START Records supplied

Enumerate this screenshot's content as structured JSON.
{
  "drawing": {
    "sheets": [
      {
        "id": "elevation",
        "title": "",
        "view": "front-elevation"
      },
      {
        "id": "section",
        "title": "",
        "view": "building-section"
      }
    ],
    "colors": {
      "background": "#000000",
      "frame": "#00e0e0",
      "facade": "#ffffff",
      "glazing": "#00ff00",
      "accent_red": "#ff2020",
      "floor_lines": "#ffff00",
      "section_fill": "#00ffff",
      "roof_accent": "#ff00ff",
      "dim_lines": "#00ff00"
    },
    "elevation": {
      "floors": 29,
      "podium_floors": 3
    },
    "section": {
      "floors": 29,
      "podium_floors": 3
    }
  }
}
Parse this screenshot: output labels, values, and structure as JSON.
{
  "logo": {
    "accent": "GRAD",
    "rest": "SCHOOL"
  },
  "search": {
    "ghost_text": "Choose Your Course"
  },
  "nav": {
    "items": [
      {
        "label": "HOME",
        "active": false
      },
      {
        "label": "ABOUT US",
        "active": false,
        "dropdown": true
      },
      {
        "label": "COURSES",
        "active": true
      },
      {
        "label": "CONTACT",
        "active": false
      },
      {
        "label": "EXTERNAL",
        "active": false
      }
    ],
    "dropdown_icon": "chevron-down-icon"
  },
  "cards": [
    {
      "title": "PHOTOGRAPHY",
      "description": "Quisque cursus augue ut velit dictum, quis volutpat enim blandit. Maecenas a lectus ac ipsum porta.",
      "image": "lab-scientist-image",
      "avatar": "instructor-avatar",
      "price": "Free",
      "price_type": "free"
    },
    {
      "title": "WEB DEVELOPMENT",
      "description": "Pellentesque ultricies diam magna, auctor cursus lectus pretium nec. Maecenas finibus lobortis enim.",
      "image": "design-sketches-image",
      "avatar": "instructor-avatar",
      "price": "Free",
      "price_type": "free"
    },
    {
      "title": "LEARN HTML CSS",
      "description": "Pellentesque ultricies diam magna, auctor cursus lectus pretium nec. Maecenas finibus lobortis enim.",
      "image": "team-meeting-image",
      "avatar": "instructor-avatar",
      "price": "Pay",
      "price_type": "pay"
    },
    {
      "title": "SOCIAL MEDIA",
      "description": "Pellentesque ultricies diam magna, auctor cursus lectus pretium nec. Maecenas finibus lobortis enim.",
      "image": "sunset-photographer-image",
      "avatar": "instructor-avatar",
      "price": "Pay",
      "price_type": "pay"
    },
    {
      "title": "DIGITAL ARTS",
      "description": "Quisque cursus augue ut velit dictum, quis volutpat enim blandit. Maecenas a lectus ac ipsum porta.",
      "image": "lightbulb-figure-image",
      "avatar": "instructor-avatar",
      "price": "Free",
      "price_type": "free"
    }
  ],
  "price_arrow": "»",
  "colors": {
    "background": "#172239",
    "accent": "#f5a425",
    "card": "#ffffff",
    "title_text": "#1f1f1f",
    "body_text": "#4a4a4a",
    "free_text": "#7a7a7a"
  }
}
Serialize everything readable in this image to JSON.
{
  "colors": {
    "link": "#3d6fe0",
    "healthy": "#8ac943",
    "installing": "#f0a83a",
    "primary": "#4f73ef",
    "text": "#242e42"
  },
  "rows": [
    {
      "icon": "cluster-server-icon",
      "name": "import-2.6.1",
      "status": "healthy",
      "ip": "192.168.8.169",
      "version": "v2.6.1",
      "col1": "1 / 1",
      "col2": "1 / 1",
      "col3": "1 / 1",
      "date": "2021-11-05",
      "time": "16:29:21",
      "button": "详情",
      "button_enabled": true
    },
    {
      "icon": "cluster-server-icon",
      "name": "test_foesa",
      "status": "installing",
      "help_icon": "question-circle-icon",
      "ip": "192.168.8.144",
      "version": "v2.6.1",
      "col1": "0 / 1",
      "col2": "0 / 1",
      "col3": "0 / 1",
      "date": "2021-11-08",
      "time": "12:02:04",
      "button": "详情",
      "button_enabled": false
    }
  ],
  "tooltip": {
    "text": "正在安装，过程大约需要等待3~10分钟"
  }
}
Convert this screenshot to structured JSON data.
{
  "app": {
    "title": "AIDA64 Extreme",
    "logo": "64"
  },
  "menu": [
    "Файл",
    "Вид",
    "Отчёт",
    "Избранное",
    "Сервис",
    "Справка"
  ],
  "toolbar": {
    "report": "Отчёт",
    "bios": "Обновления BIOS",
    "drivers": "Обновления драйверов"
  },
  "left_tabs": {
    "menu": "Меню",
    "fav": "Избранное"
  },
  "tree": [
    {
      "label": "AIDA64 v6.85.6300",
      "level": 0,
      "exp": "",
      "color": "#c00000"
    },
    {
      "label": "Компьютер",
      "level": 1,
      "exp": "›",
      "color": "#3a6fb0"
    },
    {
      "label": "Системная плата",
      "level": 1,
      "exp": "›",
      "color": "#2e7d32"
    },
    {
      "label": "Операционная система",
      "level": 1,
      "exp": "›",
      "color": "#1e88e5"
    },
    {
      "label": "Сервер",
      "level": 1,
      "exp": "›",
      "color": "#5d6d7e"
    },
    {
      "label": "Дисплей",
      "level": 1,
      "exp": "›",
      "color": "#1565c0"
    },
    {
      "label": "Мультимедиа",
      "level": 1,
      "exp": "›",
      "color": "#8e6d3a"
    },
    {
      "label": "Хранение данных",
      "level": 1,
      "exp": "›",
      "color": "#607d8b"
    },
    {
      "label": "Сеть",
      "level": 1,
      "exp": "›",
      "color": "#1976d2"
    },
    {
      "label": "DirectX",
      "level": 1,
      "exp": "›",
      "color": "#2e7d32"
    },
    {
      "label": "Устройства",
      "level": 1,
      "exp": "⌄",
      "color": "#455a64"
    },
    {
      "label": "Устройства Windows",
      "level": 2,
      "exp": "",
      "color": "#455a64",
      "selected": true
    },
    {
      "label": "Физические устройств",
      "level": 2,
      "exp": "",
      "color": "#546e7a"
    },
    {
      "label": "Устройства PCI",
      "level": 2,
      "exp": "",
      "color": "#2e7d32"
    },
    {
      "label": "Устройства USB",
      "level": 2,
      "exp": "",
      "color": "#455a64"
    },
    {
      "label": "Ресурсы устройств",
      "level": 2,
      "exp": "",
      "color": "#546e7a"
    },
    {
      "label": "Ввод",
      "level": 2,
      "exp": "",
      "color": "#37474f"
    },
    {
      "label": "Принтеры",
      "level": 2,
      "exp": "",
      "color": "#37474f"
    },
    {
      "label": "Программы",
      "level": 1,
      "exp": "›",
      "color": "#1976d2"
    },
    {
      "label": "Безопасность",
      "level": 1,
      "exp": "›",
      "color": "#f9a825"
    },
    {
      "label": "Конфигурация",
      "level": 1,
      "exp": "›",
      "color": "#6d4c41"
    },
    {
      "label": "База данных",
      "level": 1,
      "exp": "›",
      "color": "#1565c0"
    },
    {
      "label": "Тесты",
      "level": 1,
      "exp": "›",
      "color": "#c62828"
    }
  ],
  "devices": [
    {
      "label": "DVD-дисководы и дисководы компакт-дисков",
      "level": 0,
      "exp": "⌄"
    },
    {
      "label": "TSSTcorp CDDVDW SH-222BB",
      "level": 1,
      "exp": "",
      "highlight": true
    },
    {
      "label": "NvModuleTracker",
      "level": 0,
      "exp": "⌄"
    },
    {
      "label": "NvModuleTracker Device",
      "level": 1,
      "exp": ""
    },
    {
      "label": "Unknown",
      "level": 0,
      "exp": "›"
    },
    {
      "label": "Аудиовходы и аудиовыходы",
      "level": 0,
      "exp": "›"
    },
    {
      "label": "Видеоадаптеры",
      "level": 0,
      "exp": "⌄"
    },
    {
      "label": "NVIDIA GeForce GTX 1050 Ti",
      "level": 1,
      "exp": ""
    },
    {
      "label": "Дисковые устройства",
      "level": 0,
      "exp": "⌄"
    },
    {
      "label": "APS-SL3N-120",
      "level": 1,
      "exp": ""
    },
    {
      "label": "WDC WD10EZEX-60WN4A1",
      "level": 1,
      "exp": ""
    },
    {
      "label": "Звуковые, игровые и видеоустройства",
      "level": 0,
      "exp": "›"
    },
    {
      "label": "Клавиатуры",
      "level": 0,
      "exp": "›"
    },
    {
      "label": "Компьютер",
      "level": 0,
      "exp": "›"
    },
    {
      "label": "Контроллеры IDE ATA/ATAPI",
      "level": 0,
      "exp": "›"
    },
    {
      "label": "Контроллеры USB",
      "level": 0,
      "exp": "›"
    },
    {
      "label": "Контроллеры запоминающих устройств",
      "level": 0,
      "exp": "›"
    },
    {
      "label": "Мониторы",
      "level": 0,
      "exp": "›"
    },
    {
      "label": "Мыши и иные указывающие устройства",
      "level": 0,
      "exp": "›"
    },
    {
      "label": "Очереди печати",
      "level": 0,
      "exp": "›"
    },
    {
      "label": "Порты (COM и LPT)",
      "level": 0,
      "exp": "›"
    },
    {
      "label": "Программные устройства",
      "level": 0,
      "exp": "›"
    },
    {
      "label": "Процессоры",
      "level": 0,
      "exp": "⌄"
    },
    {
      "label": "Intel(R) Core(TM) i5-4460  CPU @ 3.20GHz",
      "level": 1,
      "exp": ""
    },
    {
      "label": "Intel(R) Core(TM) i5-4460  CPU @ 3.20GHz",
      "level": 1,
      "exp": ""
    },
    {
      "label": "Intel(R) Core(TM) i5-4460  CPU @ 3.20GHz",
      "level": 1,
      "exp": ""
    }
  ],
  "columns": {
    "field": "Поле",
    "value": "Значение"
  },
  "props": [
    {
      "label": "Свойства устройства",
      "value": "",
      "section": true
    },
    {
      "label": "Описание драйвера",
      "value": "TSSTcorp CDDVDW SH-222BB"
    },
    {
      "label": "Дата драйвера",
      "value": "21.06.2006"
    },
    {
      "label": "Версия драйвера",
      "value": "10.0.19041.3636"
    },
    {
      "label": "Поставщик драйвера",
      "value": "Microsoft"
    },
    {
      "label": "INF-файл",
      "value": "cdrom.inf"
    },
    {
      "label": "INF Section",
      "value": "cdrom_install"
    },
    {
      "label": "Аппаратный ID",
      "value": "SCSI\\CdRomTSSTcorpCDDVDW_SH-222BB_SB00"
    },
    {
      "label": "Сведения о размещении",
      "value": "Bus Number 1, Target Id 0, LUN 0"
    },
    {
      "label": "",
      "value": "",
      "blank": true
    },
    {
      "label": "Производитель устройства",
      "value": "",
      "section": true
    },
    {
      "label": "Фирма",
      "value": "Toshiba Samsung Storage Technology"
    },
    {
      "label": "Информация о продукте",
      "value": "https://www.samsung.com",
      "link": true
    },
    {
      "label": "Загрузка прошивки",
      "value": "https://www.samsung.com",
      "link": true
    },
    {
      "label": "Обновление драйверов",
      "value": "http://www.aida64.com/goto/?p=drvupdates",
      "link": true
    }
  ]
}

END Records supplied

_Required work_
Which lines hold the string "image"? Copy all of them from the data above.

_Completed exercise_
      "image": "lab-scientist-image",
      "image": "design-sketches-image",
      "image": "team-meeting-image",
      "image": "sunset-photographer-image",
      "image": "lightbulb-figure-image",
Serialize everything readable in this image to JSON.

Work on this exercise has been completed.